Below is a set of records; restate each one word for word.

• **Provided entries**:
** BEGIN **

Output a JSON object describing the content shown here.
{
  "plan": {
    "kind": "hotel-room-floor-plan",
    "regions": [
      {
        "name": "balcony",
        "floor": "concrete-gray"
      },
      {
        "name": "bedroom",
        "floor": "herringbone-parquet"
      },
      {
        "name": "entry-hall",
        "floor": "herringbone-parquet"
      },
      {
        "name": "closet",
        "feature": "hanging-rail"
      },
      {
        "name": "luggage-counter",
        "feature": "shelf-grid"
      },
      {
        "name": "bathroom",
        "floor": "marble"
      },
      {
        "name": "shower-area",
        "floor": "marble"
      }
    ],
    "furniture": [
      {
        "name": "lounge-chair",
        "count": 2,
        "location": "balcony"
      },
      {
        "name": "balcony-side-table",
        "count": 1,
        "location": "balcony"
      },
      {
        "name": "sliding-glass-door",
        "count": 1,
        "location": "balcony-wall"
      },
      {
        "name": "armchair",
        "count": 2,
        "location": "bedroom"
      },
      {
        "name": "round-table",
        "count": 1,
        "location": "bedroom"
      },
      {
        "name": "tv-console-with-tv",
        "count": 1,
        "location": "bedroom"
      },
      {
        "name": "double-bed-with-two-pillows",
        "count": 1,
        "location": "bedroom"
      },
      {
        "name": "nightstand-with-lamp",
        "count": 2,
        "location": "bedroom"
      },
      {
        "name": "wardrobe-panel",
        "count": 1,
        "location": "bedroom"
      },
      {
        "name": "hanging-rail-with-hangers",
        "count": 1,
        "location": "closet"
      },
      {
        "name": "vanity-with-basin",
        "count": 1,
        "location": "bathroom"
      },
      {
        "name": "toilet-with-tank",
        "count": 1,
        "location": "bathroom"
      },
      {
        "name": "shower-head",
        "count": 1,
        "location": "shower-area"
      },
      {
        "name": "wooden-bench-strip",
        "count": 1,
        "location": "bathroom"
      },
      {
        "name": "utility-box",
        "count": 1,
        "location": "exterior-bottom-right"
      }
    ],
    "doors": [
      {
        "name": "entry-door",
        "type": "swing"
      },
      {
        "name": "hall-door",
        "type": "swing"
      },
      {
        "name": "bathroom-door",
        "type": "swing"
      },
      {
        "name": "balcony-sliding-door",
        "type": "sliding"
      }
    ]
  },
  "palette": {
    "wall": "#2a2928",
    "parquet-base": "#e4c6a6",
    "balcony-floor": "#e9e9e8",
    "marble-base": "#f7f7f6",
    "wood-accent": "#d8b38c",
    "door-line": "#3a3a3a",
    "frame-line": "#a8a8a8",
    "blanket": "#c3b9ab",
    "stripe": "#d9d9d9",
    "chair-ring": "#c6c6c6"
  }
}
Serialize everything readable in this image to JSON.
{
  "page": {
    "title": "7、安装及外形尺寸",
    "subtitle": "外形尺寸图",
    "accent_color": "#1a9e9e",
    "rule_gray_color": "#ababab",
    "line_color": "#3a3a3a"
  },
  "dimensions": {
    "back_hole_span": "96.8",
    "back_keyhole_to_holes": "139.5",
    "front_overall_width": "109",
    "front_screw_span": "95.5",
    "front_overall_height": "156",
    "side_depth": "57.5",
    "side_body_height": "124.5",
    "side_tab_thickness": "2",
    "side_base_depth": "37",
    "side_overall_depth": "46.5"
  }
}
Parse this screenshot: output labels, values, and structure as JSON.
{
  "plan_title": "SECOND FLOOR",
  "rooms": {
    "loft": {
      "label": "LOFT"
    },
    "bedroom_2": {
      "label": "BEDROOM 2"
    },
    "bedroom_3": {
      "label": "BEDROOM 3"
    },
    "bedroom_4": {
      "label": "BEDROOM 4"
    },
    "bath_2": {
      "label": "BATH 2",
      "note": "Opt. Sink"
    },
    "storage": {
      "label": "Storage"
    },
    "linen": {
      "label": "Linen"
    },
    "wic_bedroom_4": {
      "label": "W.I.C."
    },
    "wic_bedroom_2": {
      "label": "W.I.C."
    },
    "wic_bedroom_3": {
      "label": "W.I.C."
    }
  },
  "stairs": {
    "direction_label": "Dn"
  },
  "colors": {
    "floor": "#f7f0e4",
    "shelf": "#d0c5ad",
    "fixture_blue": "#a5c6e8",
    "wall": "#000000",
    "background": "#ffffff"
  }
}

** END **

• **Solution below**:
Output a JSON object describing the content shown here.
{
  "plan": {
    "kind": "hotel-room-floor-plan",
    "regions": [
      {
        "name": "balcony",
        "floor": "concrete-gray"
      },
      {
        "name": "bedroom",
        "floor": "herringbone-parquet"
      },
      {
        "name": "entry-hall",
        "floor": "herringbone-parquet"
      },
      {
        "name": "closet",
        "feature": "hanging-rail"
      },
      {
        "name": "luggage-counter",
        "feature": "shelf-grid"
      },
      {
        "name": "bathroom",
        "floor": "marble"
      },
      {
        "name": "shower-area",
        "floor": "marble"
      }
    ],
    "furniture": [
      {
        "name": "lounge-chair",
        "count": 2,
        "location": "balcony"
      },
      {
        "name": "balcony-side-table",
        "count": 1,
        "location": "balcony"
      },
      {
        "name": "sliding-glass-door",
        "count": 1,
        "location": "balcony-wall"
      },
      {
        "name": "armchair",
        "count": 2,
        "location": "bedroom"
      },
      {
        "name": "round-table",
        "count": 1,
        "location": "bedroom"
      },
      {
        "name": "tv-console-with-tv",
        "count": 1,
        "location": "bedroom"
      },
      {
        "name": "double-bed-with-two-pillows",
        "count": 1,
        "location": "bedroom"
      },
      {
        "name": "nightstand-with-lamp",
        "count": 2,
        "location": "bedroom"
      },
      {
        "name": "wardrobe-panel",
        "count": 1,
        "location": "bedroom"
      },
      {
        "name": "hanging-rail-with-hangers",
        "count": 1,
        "location": "closet"
      },
      {
        "name": "vanity-with-basin",
        "count": 1,
        "location": "bathroom"
      },
      {
        "name": "toilet-with-tank",
        "count": 1,
        "location": "bathroom"
      },
      {
        "name": "shower-head",
        "count": 1,
        "location": "shower-area"
      },
      {
        "name": "wooden-bench-strip",
        "count": 1,
        "location": "bathroom"
      },
      {
        "name": "utility-box",
        "count": 1,
        "location": "exterior-bottom-right"
      }
    ],
    "doors": [
      {
        "name": "entry-door",
        "type": "swing"
      },
      {
        "name": "hall-door",
        "type": "swing"
      },
      {
        "name": "bathroom-door",
        "type": "swing"
      },
      {
        "name": "balcony-sliding-door",
        "type": "sliding"
      }
    ]
  },
  "palette": {
    "wall": "#2a2928",
    "parquet-base": "#e4c6a6",
    "balcony-floor": "#e9e9e8",
    "marble-base": "#f7f7f6",
    "wood-accent": "#d8b38c",
    "door-line": "#3a3a3a",
    "frame-line": "#a8a8a8",
    "blanket": "#c3b9ab",
    "stripe": "#d9d9d9",
    "chair-ring": "#c6c6c6"
  }
}
Serialize everything readable in this image to JSON.
{
  "page": {
    "title": "7、安装及外形尺寸",
    "subtitle": "外形尺寸图",
    "accent_color": "#1a9e9e",
    "rule_gray_color": "#ababab",
    "line_color": "#3a3a3a"
  },
  "dimensions": {
    "back_hole_span": "96.8",
    "back_keyhole_to_holes": "139.5",
    "front_overall_width": "109",
    "front_screw_span": "95.5",
    "front_overall_height": "156",
    "side_depth": "57.5",
    "side_body_height": "124.5",
    "side_tab_thickness": "2",
    "side_base_depth": "37",
    "side_overall_depth": "46.5"
  }
}
Parse this screenshot: output labels, values, and structure as JSON.
{
  "plan_title": "SECOND FLOOR",
  "rooms": {
    "loft": {
      "label": "LOFT"
    },
    "bedroom_2": {
      "label": "BEDROOM 2"
    },
    "bedroom_3": {
      "label": "BEDROOM 3"
    },
    "bedroom_4": {
      "label": "BEDROOM 4"
    },
    "bath_2": {
      "label": "BATH 2",
      "note": "Opt. Sink"
    },
    "storage": {
      "label": "Storage"
    },
    "linen": {
      "label": "Linen"
    },
    "wic_bedroom_4": {
      "label": "W.I.C."
    },
    "wic_bedroom_2": {
      "label": "W.I.C."
    },
    "wic_bedroom_3": {
      "label": "W.I.C."
    }
  },
  "stairs": {
    "direction_label": "Dn"
  },
  "colors": {
    "floor": "#f7f0e4",
    "shelf": "#d0c5ad",
    "fixture_blue": "#a5c6e8",
    "wall": "#000000",
    "background": "#ffffff"
  }
}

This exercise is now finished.